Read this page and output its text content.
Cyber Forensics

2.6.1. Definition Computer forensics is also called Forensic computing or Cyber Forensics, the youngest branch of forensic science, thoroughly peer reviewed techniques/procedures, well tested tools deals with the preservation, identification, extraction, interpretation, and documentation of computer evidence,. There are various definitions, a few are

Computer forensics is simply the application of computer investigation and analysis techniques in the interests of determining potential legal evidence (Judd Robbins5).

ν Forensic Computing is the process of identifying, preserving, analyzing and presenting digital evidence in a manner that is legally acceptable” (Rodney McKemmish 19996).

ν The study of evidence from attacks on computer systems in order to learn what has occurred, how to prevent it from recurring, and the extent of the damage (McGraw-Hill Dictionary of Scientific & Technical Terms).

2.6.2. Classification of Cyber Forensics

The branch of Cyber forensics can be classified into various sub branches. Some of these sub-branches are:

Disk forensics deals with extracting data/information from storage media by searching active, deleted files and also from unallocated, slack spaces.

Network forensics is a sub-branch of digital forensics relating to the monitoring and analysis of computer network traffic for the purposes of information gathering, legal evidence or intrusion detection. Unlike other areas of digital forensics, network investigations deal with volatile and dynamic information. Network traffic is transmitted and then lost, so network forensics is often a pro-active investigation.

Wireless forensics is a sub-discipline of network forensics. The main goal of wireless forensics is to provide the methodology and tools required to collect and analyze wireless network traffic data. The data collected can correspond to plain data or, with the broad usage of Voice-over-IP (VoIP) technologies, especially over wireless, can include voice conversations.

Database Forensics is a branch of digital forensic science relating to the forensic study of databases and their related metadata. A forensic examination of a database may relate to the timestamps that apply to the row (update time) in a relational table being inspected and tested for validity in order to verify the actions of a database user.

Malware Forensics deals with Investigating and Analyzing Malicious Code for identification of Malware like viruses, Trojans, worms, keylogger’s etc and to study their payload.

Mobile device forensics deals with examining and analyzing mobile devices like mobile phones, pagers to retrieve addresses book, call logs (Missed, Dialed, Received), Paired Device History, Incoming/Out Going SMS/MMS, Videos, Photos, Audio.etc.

▬▬▬

> [HOW TO COMPLETE THIS TASK]:
Among the entries above, determine how many lines contain "identification", then output only that number.

> [EXERCISE ANSWER]:
2